Set task 1: In the passage on European collective housing, why did the UVA of Hortaleza in Madrid emerge?

In de buurt, ik ben the same, nog steeds met alle OG’s
Linear blocks, corridors, towers, low-density buildings, zonification...are not abstract terms coined by modernists but realities embodied in concrete walls all over Europe. If collective and social housing was, during the last century, the flagship of a revolutionary architectural project, violently imposed over different political, social and geographical conditions, 50 years later we are able to glimpse the fissure and cracks, mistakes and successes of its postulates.
The bodies, attitudes and movements on the screens render the spatial and material conditions of four different but common approaches to collective housing in the 60s and 70s in Europe, and the passage of time. The cases of London and Amsterdam were (at that time) radical architecture and urban planning initiatives promoted by public administrations and aimed at the middle classes. The Parisian case, also public but with social aim, is another innovative spatial example for the time, part of the Grands Ensembles housing models. In Madrid, the UVA of Hortaleza emerged as temporary housing for those affected by the expropriations to build the M-40 ring road. All as public initiatives, all four, however, approach in radically opposite ways to the problem of density in an age marked by the European urban reconstruction, developmentalism and the fall-from-grace of brutalism.
Being so different, we can find, however, urban failure as a common theme behind the visual testimony that the passage of time reveals. The modernist approach to the city represented by the Bijlmer, the absolute city, high-rise buildings, hygienism, suburban density, mixed-used units and complex buildings, failed at the same time as the emergence of low-density suburbs as a preferred option for the wealthy classes. The modern high-rise building suffered a process of social segregation (or ghettoisation), the result of the dependency on private transportations and the absence of public infrastructure, facilities and services. The Tours Aillaud and the Alexandra Road Estate represent the incompatibilities of organicism and singular models with the passage of time and the survival and adaptation in time of affordable and accessible housing models. The conversion of the peripheries into mid-peripheries and urban centers, real estate pressure, and public irresponsibility lead us to models of privatisation, transformation and an (in)avoidable gentrification. Finally, the Spanish case shows us the perpetuity of precariousness. The passage of time corrodes the steel railings of the houses, the terraces are occupied by constructions due to the obsolescence of the spatial standards of precarious and temporary housing. The inhabitants, however, cling to them as the only accessible housing solution, on an ‘island’ in the middle of an urban center that was once a suburb.

Input:

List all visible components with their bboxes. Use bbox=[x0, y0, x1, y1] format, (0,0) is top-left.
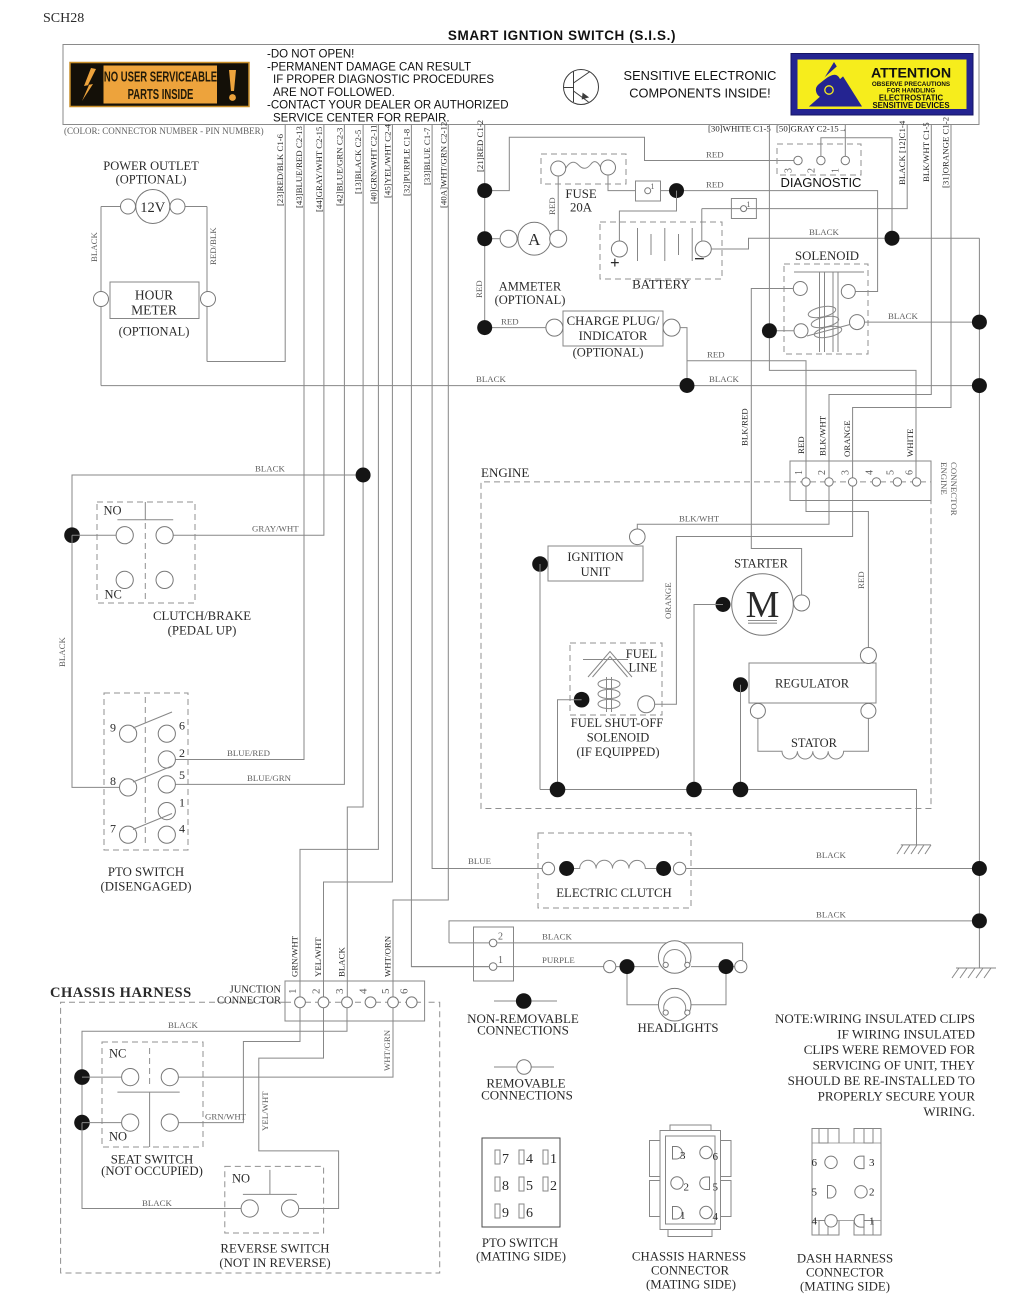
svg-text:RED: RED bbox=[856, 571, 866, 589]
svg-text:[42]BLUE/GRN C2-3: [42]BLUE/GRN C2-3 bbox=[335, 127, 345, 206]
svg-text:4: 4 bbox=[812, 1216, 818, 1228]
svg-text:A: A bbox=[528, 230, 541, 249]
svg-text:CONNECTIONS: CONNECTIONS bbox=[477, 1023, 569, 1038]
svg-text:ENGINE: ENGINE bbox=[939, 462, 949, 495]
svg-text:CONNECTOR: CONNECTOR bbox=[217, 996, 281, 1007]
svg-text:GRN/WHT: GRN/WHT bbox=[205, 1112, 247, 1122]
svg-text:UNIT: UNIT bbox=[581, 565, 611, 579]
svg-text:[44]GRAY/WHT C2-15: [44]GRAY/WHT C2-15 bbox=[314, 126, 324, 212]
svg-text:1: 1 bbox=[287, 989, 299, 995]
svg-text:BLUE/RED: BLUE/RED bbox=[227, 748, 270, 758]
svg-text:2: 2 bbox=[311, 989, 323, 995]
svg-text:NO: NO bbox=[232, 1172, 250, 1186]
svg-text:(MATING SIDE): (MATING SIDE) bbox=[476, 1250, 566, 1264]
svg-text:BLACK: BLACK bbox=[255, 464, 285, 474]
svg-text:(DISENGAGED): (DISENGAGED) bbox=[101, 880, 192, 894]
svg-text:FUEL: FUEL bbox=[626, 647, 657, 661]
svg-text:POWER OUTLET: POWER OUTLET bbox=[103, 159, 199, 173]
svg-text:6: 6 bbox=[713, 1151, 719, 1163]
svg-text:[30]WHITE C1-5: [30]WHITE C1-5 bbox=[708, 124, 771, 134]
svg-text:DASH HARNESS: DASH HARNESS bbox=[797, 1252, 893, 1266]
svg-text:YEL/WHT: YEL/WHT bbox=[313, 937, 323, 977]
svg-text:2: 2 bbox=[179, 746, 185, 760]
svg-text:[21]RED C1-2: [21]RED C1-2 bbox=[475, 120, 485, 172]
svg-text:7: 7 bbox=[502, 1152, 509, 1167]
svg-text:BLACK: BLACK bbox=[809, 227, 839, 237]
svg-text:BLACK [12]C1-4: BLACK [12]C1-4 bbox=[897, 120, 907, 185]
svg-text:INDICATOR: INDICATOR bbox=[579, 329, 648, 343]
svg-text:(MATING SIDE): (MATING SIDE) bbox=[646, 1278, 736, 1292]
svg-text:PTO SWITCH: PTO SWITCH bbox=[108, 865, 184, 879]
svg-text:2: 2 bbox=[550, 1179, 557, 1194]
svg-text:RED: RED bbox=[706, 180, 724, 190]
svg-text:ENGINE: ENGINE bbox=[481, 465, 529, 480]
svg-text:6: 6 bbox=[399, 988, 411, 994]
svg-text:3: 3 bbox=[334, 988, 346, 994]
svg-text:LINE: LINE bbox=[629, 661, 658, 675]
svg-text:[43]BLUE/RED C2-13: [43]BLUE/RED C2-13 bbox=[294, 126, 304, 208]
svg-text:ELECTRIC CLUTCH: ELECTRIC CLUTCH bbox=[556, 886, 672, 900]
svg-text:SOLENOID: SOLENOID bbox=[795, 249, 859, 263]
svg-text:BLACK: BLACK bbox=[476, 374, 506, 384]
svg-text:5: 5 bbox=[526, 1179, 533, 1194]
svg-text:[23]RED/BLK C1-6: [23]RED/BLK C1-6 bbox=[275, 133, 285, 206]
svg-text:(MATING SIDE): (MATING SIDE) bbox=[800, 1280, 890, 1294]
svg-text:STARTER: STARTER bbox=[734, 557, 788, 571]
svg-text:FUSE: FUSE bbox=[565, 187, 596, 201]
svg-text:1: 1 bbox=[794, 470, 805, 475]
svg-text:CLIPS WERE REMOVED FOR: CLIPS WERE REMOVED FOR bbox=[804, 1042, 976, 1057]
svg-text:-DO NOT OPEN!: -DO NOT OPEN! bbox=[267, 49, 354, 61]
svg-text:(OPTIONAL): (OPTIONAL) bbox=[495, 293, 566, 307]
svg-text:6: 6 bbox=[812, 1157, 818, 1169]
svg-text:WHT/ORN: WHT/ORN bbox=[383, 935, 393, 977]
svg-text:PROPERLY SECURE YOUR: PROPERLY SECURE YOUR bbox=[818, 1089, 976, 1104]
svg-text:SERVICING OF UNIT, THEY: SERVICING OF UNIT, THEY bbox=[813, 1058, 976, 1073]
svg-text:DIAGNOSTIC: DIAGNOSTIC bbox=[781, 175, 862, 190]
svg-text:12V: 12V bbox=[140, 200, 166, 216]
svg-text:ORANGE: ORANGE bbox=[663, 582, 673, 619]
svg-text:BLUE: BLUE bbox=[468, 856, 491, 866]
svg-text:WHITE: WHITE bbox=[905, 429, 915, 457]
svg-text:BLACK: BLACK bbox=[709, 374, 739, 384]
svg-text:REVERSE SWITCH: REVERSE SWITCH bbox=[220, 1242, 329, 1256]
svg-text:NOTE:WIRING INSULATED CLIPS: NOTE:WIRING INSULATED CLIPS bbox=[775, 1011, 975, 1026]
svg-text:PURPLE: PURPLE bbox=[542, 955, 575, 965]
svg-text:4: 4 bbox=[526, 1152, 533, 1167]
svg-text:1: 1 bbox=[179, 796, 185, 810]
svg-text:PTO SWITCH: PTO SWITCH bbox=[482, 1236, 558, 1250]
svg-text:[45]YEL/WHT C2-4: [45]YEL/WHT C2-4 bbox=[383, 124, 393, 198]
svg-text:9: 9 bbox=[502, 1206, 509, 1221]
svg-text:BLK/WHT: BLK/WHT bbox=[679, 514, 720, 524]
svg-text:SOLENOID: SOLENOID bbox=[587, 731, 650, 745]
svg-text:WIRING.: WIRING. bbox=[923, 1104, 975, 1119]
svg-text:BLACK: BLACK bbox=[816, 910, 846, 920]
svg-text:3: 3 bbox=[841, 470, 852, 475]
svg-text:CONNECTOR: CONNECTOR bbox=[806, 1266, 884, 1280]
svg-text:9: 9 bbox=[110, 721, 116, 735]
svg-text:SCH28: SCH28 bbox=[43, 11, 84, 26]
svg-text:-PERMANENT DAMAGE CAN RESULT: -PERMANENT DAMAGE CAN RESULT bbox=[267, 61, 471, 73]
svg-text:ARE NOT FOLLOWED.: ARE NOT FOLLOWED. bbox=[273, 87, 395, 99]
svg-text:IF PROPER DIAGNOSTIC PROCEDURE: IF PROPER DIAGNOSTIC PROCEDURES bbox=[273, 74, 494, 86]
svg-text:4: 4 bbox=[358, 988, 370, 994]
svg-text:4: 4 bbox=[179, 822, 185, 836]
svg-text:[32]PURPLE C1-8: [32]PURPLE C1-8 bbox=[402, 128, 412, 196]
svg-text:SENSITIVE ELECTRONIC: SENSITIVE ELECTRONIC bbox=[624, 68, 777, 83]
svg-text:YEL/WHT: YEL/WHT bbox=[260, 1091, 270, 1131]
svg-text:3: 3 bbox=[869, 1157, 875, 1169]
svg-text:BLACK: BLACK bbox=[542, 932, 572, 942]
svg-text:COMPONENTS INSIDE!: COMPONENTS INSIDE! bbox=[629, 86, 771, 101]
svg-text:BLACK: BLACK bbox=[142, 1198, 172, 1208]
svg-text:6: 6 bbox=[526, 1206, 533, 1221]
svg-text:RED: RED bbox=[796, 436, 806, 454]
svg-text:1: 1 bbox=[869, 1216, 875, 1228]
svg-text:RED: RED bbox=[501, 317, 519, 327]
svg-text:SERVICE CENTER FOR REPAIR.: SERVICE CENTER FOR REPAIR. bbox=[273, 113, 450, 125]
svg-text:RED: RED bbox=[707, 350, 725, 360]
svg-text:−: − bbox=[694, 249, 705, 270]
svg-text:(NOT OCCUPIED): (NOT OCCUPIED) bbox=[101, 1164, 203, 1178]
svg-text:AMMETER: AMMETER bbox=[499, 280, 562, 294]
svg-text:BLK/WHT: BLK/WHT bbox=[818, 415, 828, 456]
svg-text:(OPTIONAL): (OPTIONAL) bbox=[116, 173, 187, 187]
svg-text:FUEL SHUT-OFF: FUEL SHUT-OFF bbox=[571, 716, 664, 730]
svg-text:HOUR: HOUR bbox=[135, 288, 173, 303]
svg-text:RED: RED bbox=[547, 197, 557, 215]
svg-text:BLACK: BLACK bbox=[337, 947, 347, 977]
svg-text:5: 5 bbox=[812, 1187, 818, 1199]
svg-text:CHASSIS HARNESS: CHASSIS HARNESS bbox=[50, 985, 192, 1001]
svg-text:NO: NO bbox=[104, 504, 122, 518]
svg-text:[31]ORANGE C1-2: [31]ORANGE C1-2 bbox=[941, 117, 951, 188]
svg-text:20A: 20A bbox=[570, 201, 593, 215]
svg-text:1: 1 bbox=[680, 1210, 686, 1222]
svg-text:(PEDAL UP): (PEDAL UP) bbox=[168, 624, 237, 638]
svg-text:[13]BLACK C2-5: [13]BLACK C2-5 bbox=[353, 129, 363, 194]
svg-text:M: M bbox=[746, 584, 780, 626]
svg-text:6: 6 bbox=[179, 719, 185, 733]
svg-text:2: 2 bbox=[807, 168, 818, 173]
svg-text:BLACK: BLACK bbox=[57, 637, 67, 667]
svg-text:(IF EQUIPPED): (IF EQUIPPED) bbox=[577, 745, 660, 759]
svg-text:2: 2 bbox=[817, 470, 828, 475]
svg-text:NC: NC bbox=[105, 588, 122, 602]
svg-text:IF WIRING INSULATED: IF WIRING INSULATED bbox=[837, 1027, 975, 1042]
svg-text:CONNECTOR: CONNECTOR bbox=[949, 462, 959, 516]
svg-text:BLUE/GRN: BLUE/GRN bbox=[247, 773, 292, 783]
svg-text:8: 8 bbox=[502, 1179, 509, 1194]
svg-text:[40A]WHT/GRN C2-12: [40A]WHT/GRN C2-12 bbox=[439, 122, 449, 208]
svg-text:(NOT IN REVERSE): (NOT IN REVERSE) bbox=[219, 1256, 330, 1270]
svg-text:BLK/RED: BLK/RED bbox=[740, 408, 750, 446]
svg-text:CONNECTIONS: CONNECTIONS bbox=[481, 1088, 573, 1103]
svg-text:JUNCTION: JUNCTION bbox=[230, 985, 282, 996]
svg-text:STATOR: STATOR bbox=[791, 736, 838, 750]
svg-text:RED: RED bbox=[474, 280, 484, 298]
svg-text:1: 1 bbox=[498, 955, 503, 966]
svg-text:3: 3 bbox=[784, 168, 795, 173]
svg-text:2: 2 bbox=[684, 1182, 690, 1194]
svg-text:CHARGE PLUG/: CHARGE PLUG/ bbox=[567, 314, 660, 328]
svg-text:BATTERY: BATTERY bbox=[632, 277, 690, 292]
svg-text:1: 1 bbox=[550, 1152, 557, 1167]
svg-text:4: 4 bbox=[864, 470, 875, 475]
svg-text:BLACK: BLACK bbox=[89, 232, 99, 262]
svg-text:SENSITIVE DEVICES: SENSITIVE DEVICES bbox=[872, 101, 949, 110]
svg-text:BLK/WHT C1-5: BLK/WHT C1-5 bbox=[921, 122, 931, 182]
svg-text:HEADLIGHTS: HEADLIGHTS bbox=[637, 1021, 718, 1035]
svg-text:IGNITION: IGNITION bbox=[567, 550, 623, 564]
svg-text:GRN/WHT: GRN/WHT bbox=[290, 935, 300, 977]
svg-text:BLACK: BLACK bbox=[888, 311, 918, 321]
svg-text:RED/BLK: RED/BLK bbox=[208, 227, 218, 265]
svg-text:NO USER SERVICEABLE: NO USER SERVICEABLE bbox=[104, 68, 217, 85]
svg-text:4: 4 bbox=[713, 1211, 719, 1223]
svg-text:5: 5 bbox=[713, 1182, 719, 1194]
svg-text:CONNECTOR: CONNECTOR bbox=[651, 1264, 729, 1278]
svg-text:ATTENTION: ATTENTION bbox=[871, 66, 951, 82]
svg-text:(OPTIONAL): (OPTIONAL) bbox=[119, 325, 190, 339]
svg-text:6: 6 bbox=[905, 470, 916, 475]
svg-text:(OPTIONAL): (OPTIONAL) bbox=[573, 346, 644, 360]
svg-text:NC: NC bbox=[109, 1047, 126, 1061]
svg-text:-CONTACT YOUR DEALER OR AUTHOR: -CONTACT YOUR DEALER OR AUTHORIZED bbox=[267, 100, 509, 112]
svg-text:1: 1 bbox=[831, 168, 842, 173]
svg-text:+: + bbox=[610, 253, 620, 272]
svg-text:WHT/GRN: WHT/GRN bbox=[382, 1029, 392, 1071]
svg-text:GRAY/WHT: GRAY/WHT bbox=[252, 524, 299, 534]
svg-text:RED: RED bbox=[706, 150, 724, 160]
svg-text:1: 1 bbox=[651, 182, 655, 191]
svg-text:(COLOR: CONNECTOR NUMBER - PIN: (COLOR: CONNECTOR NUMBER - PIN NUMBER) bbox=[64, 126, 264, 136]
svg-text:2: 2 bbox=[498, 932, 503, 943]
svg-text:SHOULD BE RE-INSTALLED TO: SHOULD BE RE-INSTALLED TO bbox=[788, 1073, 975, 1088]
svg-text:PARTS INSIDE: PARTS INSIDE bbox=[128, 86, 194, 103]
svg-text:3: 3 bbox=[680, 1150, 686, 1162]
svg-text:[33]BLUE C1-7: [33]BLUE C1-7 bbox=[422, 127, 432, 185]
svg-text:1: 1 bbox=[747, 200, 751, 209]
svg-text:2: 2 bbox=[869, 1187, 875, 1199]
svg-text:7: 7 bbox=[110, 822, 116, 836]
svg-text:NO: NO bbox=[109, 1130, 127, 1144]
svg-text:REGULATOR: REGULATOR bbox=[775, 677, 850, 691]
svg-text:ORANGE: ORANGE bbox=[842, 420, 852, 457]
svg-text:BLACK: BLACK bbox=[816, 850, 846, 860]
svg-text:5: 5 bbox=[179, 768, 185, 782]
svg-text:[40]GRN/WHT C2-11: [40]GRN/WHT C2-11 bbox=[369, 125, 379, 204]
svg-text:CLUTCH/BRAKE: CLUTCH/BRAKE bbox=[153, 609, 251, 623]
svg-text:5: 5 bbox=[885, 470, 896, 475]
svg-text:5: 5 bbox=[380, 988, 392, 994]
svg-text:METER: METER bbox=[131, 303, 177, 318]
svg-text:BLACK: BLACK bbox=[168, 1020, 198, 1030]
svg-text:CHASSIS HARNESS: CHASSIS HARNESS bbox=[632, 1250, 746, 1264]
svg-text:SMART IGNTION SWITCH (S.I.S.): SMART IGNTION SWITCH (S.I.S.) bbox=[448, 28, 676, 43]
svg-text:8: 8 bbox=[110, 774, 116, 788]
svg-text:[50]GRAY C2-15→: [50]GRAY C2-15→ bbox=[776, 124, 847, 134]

Set task 2: Copy out the rows, starting at the row that contains "svg-text:RED: RED bbox=[856, 571, 866, 589]" and ending at the row that contains "svg-text:CONNECTIONS: CONNECTIONS bbox=[477, 1023, 569, 1038]".

Correct result 1: It emerged as temporary housing for those affected by the expropriations to build the M-40 ring road.

Correct result 2:
svg-text:RED: RED bbox=[856, 571, 866, 589]
svg-text:[42]BLUE/GRN C2-3: [42]BLUE/GRN C2-3 bbox=[335, 127, 345, 206]
svg-text:4: 4 bbox=[812, 1216, 818, 1228]
svg-text:A: A bbox=[528, 230, 541, 249]
svg-text:CONNECTIONS: CONNECTIONS bbox=[477, 1023, 569, 1038]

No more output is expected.